**ROWS**:

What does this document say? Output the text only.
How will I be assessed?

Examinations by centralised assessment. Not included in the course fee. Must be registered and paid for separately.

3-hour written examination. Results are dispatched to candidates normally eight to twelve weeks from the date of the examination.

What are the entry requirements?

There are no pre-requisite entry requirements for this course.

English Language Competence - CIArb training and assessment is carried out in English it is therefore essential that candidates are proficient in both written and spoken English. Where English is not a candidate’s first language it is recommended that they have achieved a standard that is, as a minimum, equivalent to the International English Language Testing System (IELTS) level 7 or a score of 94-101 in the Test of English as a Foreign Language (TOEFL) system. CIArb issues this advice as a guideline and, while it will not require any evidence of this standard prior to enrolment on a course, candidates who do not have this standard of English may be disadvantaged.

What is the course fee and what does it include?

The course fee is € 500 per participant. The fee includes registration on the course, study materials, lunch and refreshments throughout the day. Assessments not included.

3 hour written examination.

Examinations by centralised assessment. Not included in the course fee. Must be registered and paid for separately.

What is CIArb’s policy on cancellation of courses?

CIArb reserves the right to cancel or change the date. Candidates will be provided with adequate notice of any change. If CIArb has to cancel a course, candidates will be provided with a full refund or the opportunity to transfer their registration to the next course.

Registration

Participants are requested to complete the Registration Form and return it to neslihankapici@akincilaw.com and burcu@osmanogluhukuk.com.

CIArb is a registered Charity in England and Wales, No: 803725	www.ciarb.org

**WRITTEN PROBLEM**:
Write out every line from the records above, word for word.

**REPLY**:
What does this document say? Output the text only.
How will I be assessed?

Examinations by centralised assessment. Not included in the course fee. Must be registered and paid for separately.

3-hour written examination. Results are dispatched to candidates normally eight to twelve weeks from the date of the examination.

What are the entry requirements?

There are no pre-requisite entry requirements for this course.

English Language Competence - CIArb training and assessment is carried out in English it is therefore essential that candidates are proficient in both written and spoken English. Where English is not a candidate’s first language it is recommended that they have achieved a standard that is, as a minimum, equivalent to the International English Language Testing System (IELTS) level 7 or a score of 94-101 in the Test of English as a Foreign Language (TOEFL) system. CIArb issues this advice as a guideline and, while it will not require any evidence of this standard prior to enrolment on a course, candidates who do not have this standard of English may be disadvantaged.

What is the course fee and what does it include?

The course fee is € 500 per participant. The fee includes registration on the course, study materials, lunch and refreshments throughout the day. Assessments not included.

3 hour written examination.

Examinations by centralised assessment. Not included in the course fee. Must be registered and paid for separately.

What is CIArb’s policy on cancellation of courses?

CIArb reserves the right to cancel or change the date. Candidates will be provided with adequate notice of any change. If CIArb has to cancel a course, candidates will be provided with a full refund or the opportunity to transfer their registration to the next course.

Registration

Participants are requested to complete the Registration Form and return it to neslihankapici@akincilaw.com and burcu@osmanogluhukuk.com.

CIArb is a registered Charity in England and Wales, No: 803725	www.ciarb.org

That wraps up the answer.